Set exercise. What follows is a listing; restate every line of it word for word.
■ ■ ■ ■ ■ ■ ■
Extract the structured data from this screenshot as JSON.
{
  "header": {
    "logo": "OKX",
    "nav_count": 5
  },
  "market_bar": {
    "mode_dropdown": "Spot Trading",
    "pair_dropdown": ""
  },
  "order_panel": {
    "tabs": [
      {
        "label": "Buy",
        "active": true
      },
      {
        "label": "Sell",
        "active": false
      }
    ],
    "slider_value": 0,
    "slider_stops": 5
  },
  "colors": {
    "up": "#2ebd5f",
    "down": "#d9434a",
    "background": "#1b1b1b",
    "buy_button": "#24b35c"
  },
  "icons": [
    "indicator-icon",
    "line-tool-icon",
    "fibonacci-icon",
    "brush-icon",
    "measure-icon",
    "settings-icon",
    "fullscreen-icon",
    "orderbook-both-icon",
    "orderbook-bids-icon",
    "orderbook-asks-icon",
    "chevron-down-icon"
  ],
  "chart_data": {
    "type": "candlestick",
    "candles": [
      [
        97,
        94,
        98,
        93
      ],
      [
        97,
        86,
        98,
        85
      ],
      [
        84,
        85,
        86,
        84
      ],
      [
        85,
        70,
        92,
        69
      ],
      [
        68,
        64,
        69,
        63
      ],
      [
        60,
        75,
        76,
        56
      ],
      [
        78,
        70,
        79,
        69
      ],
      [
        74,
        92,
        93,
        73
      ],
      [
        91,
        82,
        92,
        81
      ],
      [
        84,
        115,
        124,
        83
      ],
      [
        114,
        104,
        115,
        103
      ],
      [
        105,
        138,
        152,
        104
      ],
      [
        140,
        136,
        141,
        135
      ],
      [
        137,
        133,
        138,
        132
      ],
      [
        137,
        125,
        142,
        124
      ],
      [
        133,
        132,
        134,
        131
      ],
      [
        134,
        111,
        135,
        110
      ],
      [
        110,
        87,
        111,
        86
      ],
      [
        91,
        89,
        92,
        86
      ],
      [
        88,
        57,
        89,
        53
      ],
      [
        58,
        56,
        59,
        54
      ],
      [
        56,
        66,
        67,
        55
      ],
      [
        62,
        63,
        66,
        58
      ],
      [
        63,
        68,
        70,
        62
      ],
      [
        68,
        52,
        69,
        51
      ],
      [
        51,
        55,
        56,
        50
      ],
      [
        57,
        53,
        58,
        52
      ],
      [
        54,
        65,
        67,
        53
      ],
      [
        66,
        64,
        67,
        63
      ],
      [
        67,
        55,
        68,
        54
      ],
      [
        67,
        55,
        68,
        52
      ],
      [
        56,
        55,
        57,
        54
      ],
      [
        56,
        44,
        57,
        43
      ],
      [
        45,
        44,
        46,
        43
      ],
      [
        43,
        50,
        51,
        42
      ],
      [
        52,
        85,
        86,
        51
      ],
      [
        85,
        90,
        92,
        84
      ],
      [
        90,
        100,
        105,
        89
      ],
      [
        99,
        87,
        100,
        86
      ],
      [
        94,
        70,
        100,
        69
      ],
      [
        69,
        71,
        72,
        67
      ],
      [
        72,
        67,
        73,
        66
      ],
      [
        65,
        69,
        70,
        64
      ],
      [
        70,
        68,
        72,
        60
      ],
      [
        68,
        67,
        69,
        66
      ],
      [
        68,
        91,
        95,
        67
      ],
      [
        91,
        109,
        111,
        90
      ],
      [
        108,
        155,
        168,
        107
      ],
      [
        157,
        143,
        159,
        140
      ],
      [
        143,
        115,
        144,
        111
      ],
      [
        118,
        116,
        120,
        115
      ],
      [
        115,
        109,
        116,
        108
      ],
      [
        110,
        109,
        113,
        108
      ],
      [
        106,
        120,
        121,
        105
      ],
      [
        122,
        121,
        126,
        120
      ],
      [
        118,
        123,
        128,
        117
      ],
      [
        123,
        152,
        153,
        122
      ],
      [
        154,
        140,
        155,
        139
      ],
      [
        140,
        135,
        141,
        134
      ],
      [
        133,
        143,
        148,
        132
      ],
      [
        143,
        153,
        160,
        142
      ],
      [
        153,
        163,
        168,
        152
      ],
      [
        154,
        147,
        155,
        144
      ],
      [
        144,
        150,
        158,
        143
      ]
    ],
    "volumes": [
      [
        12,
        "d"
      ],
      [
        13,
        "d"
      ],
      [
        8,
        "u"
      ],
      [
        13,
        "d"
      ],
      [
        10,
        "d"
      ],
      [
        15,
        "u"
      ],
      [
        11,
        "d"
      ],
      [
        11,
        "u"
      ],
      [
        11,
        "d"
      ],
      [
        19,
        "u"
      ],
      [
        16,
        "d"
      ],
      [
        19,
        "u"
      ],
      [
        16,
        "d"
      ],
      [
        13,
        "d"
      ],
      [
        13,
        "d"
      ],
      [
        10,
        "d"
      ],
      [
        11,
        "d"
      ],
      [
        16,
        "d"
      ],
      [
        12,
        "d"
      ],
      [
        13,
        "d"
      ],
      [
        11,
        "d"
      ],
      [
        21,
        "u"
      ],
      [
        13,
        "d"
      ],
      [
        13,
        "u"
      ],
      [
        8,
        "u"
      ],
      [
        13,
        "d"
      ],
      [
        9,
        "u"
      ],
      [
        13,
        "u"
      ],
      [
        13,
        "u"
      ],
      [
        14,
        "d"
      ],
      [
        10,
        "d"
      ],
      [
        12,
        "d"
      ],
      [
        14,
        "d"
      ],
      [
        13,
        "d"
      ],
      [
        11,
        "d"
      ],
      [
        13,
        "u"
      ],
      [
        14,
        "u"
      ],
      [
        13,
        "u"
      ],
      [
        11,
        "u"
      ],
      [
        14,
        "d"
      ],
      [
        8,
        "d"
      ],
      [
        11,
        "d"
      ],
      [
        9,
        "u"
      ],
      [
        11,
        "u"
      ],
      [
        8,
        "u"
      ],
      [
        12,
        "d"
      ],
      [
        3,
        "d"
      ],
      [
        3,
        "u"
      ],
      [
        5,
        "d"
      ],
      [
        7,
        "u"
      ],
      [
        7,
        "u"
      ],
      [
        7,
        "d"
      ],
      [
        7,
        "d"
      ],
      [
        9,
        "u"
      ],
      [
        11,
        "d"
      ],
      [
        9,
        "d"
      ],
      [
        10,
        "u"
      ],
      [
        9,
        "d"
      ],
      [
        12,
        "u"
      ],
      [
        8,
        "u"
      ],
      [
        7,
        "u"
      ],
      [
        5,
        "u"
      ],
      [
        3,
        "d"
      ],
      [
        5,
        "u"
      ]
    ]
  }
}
■ ■ ■ ■ ■ ■ ■
Written answer.
Extract the structured data from this screenshot as JSON.
{
  "header": {
    "logo": "OKX",
    "nav_count": 5
  },
  "market_bar": {
    "mode_dropdown": "Spot Trading",
    "pair_dropdown": ""
  },
  "order_panel": {
    "tabs": [
      {
        "label": "Buy",
        "active": true
      },
      {
        "label": "Sell",
        "active": false
      }
    ],
    "slider_value": 0,
    "slider_stops": 5
  },
  "colors": {
    "up": "#2ebd5f",
    "down": "#d9434a",
    "background": "#1b1b1b",
    "buy_button": "#24b35c"
  },
  "icons": [
    "indicator-icon",
    "line-tool-icon",
    "fibonacci-icon",
    "brush-icon",
    "measure-icon",
    "settings-icon",
    "fullscreen-icon",
    "orderbook-both-icon",
    "orderbook-bids-icon",
    "orderbook-asks-icon",
    "chevron-down-icon"
  ],
  "chart_data": {
    "type": "candlestick",
    "candles": [
      [
        97,
        94,
        98,
        93
      ],
      [
        97,
        86,
        98,
        85
      ],
      [
        84,
        85,
        86,
        84
      ],
      [
        85,
        70,
        92,
        69
      ],
      [
        68,
        64,
        69,
        63
      ],
      [
        60,
        75,
        76,
        56
      ],
      [
        78,
        70,
        79,
        69
      ],
      [
        74,
        92,
        93,
        73
      ],
      [
        91,
        82,
        92,
        81
      ],
      [
        84,
        115,
        124,
        83
      ],
      [
        114,
        104,
        115,
        103
      ],
      [
        105,
        138,
        152,
        104
      ],
      [
        140,
        136,
        141,
        135
      ],
      [
        137,
        133,
        138,
        132
      ],
      [
        137,
        125,
        142,
        124
      ],
      [
        133,
        132,
        134,
        131
      ],
      [
        134,
        111,
        135,
        110
      ],
      [
        110,
        87,
        111,
        86
      ],
      [
        91,
        89,
        92,
        86
      ],
      [
        88,
        57,
        89,
        53
      ],
      [
        58,
        56,
        59,
        54
      ],
      [
        56,
        66,
        67,
        55
      ],
      [
        62,
        63,
        66,
        58
      ],
      [
        63,
        68,
        70,
        62
      ],
      [
        68,
        52,
        69,
        51
      ],
      [
        51,
        55,
        56,
        50
      ],
      [
        57,
        53,
        58,
        52
      ],
      [
        54,
        65,
        67,
        53
      ],
      [
        66,
        64,
        67,
        63
      ],
      [
        67,
        55,
        68,
        54
      ],
      [
        67,
        55,
        68,
        52
      ],
      [
        56,
        55,
        57,
        54
      ],
      [
        56,
        44,
        57,
        43
      ],
      [
        45,
        44,
        46,
        43
      ],
      [
        43,
        50,
        51,
        42
      ],
      [
        52,
        85,
        86,
        51
      ],
      [
        85,
        90,
        92,
        84
      ],
      [
        90,
        100,
        105,
        89
      ],
      [
        99,
        87,
        100,
        86
      ],
      [
        94,
        70,
        100,
        69
      ],
      [
        69,
        71,
        72,
        67
      ],
      [
        72,
        67,
        73,
        66
      ],
      [
        65,
        69,
        70,
        64
      ],
      [
        70,
        68,
        72,
        60
      ],
      [
        68,
        67,
        69,
        66
      ],
      [
        68,
        91,
        95,
        67
      ],
      [
        91,
        109,
        111,
        90
      ],
      [
        108,
        155,
        168,
        107
      ],
      [
        157,
        143,
        159,
        140
      ],
      [
        143,
        115,
        144,
        111
      ],
      [
        118,
        116,
        120,
        115
      ],
      [
        115,
        109,
        116,
        108
      ],
      [
        110,
        109,
        113,
        108
      ],
      [
        106,
        120,
        121,
        105
      ],
      [
        122,
        121,
        126,
        120
      ],
      [
        118,
        123,
        128,
        117
      ],
      [
        123,
        152,
        153,
        122
      ],
      [
        154,
        140,
        155,
        139
      ],
      [
        140,
        135,
        141,
        134
      ],
      [
        133,
        143,
        148,
        132
      ],
      [
        143,
        153,
        160,
        142
      ],
      [
        153,
        163,
        168,
        152
      ],
      [
        154,
        147,
        155,
        144
      ],
      [
        144,
        150,
        158,
        143
      ]
    ],
    "volumes": [
      [
        12,
        "d"
      ],
      [
        13,
        "d"
      ],
      [
        8,
        "u"
      ],
      [
        13,
        "d"
      ],
      [
        10,
        "d"
      ],
      [
        15,
        "u"
      ],
      [
        11,
        "d"
      ],
      [
        11,
        "u"
      ],
      [
        11,
        "d"
      ],
      [
        19,
        "u"
      ],
      [
        16,
        "d"
      ],
      [
        19,
        "u"
      ],
      [
        16,
        "d"
      ],
      [
        13,
        "d"
      ],
      [
        13,
        "d"
      ],
      [
        10,
        "d"
      ],
      [
        11,
        "d"
      ],
      [
        16,
        "d"
      ],
      [
        12,
        "d"
      ],
      [
        13,
        "d"
      ],
      [
        11,
        "d"
      ],
      [
        21,
        "u"
      ],
      [
        13,
        "d"
      ],
      [
        13,
        "u"
      ],
      [
        8,
        "u"
      ],
      [
        13,
        "d"
      ],
      [
        9,
        "u"
      ],
      [
        13,
        "u"
      ],
      [
        13,
        "u"
      ],
      [
        14,
        "d"
      ],
      [
        10,
        "d"
      ],
      [
        12,
        "d"
      ],
      [
        14,
        "d"
      ],
      [
        13,
        "d"
      ],
      [
        11,
        "d"
      ],
      [
        13,
        "u"
      ],
      [
        14,
        "u"
      ],
      [
        13,
        "u"
      ],
      [
        11,
        "u"
      ],
      [
        14,
        "d"
      ],
      [
        8,
        "d"
      ],
      [
        11,
        "d"
      ],
      [
        9,
        "u"
      ],
      [
        11,
        "u"
      ],
      [
        8,
        "u"
      ],
      [
        12,
        "d"
      ],
      [
        3,
        "d"
      ],
      [
        3,
        "u"
      ],
      [
        5,
        "d"
      ],
      [
        7,
        "u"
      ],
      [
        7,
        "u"
      ],
      [
        7,
        "d"
      ],
      [
        7,
        "d"
      ],
      [
        9,
        "u"
      ],
      [
        11,
        "d"
      ],
      [
        9,
        "d"
      ],
      [
        10,
        "u"
      ],
      [
        9,
        "d"
      ],
      [
        12,
        "u"
      ],
      [
        8,
        "u"
      ],
      [
        7,
        "u"
      ],
      [
        5,
        "u"
      ],
      [
        3,
        "d"
      ],
      [
        5,
        "u"
      ]
    ]
  }
}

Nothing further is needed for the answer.